■ Task goal:
Write the material out again in full, word for word. Do not include the pictures.

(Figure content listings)

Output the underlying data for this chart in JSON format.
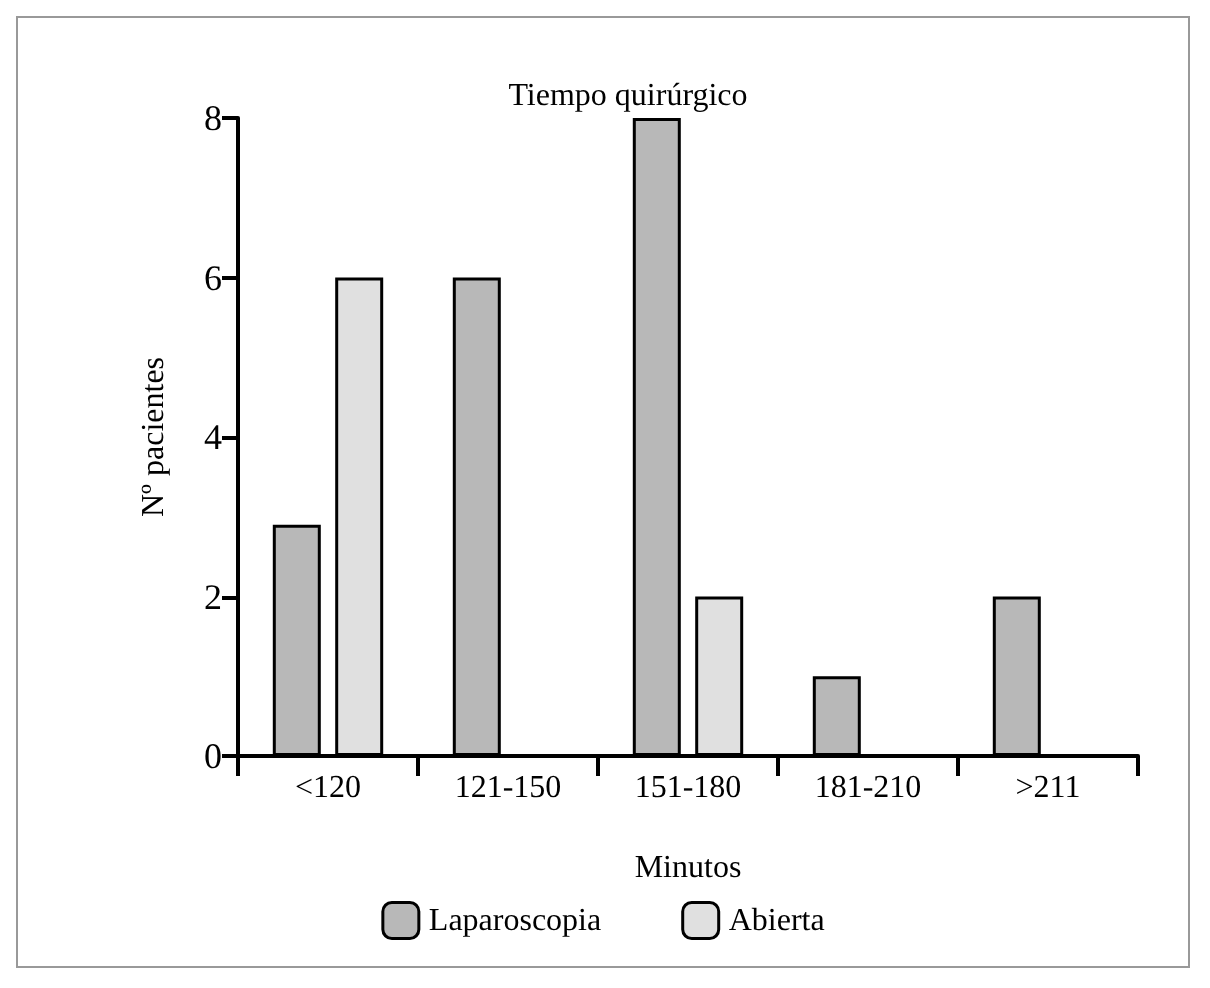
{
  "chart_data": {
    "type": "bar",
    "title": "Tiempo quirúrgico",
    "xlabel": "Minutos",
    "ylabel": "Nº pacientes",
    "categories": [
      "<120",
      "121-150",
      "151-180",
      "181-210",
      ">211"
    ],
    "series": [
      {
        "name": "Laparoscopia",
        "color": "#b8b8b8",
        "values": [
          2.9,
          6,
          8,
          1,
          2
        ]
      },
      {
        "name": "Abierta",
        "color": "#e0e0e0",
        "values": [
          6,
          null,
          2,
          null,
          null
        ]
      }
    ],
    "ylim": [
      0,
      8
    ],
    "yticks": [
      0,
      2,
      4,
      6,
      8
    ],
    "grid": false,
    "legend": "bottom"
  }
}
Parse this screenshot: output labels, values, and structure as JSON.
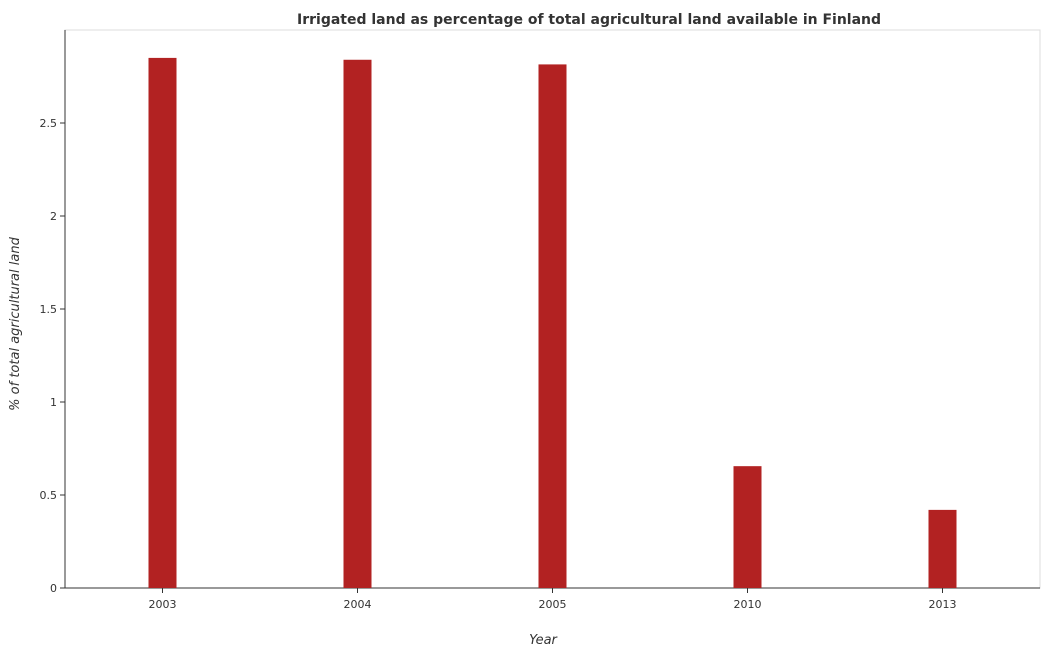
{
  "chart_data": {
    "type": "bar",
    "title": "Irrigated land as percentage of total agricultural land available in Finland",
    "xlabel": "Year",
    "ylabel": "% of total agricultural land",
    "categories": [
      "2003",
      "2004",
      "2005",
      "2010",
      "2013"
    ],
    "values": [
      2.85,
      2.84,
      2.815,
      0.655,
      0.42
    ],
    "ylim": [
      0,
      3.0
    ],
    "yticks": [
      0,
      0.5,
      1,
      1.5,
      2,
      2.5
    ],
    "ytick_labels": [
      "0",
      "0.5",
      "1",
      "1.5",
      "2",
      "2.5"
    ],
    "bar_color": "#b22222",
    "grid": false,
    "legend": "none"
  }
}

■ Response for this exercise:
Output the underlying data for this chart in JSON format.
{
  "chart_data": {
    "type": "bar",
    "title": "Tiempo quirúrgico",
    "xlabel": "Minutos",
    "ylabel": "Nº pacientes",
    "categories": [
      "<120",
      "121-150",
      "151-180",
      "181-210",
      ">211"
    ],
    "series": [
      {
        "name": "Laparoscopia",
        "color": "#b8b8b8",
        "values": [
          2.9,
          6,
          8,
          1,
          2
        ]
      },
      {
        "name": "Abierta",
        "color": "#e0e0e0",
        "values": [
          6,
          null,
          2,
          null,
          null
        ]
      }
    ],
    "ylim": [
      0,
      8
    ],
    "yticks": [
      0,
      2,
      4,
      6,
      8
    ],
    "grid": false,
    "legend": "bottom"
  }
}
Parse this screenshot: output labels, values, and structure as JSON.
{
  "chart_data": {
    "type": "bar",
    "title": "Irrigated land as percentage of total agricultural land available in Finland",
    "xlabel": "Year",
    "ylabel": "% of total agricultural land",
    "categories": [
      "2003",
      "2004",
      "2005",
      "2010",
      "2013"
    ],
    "values": [
      2.85,
      2.84,
      2.815,
      0.655,
      0.42
    ],
    "ylim": [
      0,
      3.0
    ],
    "yticks": [
      0,
      0.5,
      1,
      1.5,
      2,
      2.5
    ],
    "ytick_labels": [
      "0",
      "0.5",
      "1",
      "1.5",
      "2",
      "2.5"
    ],
    "bar_color": "#b22222",
    "grid": false,
    "legend": "none"
  }
}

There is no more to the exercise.